_To do_
In the records below, find each line containing the word "proposition" and copy it.

[Collection entries]
--
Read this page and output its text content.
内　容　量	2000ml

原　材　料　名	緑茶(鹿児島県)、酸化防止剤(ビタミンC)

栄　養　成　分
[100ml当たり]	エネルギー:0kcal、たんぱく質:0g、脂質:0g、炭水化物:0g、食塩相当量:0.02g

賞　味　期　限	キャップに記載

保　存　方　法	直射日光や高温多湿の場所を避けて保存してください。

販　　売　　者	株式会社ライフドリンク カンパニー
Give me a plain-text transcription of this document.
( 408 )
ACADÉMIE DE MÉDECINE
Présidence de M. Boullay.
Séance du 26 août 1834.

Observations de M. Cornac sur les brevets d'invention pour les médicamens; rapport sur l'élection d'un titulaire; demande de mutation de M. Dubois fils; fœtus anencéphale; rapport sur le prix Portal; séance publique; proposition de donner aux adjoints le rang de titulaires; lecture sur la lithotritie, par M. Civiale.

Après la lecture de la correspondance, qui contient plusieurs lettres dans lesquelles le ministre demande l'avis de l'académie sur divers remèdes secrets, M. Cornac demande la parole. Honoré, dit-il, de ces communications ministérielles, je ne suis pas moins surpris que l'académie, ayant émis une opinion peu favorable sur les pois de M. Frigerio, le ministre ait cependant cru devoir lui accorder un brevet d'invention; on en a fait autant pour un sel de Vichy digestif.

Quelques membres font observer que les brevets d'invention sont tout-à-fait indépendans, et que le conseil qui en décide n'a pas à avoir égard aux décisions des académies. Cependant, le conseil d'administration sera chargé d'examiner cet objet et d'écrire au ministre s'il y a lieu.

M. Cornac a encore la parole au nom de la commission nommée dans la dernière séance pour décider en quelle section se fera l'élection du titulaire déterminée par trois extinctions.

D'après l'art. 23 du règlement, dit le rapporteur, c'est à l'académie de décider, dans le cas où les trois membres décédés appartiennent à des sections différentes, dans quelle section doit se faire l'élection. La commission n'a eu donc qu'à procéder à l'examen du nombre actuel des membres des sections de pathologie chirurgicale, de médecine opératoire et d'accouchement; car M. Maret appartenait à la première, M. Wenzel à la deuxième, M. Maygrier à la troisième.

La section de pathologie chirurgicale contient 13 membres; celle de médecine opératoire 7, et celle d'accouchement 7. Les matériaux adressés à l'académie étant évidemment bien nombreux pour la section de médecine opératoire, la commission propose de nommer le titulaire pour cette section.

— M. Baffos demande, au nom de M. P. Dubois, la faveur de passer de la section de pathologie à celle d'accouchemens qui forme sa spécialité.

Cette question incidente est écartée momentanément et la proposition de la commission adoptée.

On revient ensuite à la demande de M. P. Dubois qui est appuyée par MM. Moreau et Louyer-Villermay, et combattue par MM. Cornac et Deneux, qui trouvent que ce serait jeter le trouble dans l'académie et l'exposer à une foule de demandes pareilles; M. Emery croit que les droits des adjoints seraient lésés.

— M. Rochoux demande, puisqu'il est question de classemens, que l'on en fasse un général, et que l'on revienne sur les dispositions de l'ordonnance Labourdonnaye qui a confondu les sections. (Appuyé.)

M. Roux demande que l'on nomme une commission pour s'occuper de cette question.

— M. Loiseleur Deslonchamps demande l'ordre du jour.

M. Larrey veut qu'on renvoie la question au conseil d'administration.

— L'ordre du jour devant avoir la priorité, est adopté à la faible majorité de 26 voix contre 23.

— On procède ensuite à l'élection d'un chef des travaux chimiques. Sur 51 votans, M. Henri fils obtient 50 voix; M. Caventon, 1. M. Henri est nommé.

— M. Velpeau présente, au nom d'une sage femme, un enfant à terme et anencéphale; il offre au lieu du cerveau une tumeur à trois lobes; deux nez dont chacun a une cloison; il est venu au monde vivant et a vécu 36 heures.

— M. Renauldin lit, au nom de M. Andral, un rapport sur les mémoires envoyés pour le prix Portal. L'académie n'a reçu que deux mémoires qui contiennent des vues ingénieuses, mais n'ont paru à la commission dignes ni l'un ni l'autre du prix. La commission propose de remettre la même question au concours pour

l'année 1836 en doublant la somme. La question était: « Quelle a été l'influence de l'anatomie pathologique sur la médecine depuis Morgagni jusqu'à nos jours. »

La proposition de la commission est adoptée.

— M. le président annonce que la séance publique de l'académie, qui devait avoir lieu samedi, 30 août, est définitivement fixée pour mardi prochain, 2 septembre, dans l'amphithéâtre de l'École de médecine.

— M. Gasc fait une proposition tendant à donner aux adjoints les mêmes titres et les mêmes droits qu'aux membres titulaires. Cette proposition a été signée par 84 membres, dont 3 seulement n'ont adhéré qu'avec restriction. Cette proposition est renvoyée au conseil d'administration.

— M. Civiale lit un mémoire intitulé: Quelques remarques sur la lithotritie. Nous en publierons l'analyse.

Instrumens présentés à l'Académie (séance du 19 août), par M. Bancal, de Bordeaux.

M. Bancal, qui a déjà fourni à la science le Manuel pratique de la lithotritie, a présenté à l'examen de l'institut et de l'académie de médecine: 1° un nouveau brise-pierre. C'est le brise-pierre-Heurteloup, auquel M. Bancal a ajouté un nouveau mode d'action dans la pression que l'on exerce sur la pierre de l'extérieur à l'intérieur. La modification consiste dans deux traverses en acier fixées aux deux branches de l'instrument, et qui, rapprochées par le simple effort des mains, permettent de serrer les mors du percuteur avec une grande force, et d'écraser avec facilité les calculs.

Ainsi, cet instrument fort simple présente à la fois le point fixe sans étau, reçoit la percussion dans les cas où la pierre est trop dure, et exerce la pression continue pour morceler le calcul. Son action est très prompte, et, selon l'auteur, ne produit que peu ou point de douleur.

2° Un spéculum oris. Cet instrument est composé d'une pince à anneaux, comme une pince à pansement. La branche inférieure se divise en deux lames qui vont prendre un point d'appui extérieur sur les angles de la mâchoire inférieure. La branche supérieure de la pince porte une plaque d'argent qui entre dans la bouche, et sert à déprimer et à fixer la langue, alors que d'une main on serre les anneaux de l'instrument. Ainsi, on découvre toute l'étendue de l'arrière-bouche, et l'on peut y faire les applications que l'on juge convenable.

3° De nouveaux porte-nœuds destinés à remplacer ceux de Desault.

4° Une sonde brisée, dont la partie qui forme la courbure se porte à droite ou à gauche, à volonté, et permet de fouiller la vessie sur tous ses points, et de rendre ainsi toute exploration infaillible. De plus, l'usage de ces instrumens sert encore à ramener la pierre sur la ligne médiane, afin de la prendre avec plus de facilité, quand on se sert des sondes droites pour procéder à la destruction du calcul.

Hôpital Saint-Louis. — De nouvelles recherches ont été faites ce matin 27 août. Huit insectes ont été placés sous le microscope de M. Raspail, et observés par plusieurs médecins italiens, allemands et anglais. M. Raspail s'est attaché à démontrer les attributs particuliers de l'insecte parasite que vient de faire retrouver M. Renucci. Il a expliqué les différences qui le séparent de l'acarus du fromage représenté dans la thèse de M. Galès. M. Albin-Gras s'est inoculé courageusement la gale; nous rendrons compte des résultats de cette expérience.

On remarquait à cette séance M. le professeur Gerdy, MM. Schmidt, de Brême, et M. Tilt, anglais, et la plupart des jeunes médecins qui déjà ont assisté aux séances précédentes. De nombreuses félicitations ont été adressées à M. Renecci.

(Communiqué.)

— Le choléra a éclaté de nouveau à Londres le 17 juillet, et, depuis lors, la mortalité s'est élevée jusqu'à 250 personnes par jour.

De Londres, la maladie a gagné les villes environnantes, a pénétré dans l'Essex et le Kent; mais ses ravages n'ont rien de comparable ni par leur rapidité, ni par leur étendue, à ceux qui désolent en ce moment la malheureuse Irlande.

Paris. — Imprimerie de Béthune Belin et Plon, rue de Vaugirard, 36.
--
_Output of the exercise_
Observations de M. Cornac sur les brevets d'invention pour les médicamens; rapport sur l'élection d'un titulaire; demande de mutation de M. Dubois fils; fœtus anencéphale; rapport sur le prix Portal; séance publique; proposition de donner aux adjoints le rang de titulaires; lecture sur la lithotritie, par M. Civiale.
Cette question incidente est écartée momentanément et la proposition de la commission adoptée.
La proposition de la commission est adoptée.
— M. Gasc fait une proposition tendant à donner aux adjoints les mêmes titres et les mêmes droits qu'aux membres titulaires. Cette proposition a été signée par 84 membres, dont 3 seulement n'ont adhéré qu'avec restriction. Cette proposition est renvoyée au conseil d'administration.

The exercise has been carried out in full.